#### Stored data
⟨

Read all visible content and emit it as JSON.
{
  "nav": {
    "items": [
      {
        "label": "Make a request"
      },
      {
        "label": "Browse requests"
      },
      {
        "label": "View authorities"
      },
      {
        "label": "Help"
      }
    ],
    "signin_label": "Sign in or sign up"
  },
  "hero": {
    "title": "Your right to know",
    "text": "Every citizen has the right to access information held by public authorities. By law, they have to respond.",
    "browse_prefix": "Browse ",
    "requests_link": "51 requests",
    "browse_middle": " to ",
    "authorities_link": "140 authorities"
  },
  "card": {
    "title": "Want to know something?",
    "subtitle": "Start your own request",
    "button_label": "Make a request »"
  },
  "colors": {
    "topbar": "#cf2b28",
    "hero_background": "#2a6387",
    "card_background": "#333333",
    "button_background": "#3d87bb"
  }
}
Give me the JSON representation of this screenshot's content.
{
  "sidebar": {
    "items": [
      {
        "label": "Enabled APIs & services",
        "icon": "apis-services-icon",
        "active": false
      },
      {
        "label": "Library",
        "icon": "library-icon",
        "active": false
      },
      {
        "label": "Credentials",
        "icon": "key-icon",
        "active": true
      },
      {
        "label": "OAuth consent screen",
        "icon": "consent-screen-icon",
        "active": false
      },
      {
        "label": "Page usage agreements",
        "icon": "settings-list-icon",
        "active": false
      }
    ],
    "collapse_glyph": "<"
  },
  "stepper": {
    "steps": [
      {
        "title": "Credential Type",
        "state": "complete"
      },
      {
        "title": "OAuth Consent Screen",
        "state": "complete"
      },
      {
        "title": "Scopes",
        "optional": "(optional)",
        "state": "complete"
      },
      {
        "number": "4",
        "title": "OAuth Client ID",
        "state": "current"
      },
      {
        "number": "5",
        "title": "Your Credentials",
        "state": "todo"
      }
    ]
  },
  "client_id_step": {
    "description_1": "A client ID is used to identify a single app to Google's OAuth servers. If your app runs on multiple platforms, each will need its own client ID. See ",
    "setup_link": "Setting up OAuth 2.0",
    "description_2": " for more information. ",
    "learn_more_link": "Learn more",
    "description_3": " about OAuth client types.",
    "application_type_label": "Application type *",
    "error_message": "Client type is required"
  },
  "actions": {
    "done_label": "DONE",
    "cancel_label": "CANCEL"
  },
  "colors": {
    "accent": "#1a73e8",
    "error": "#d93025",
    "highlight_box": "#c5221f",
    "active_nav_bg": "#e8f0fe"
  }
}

⟩

#### WORK REQUIRED
In the records above, find the lines containing "content" and copy them.

#### TASK SOLUTION
Read all visible content and emit it as JSON.
Give me the JSON representation of this screenshot's content.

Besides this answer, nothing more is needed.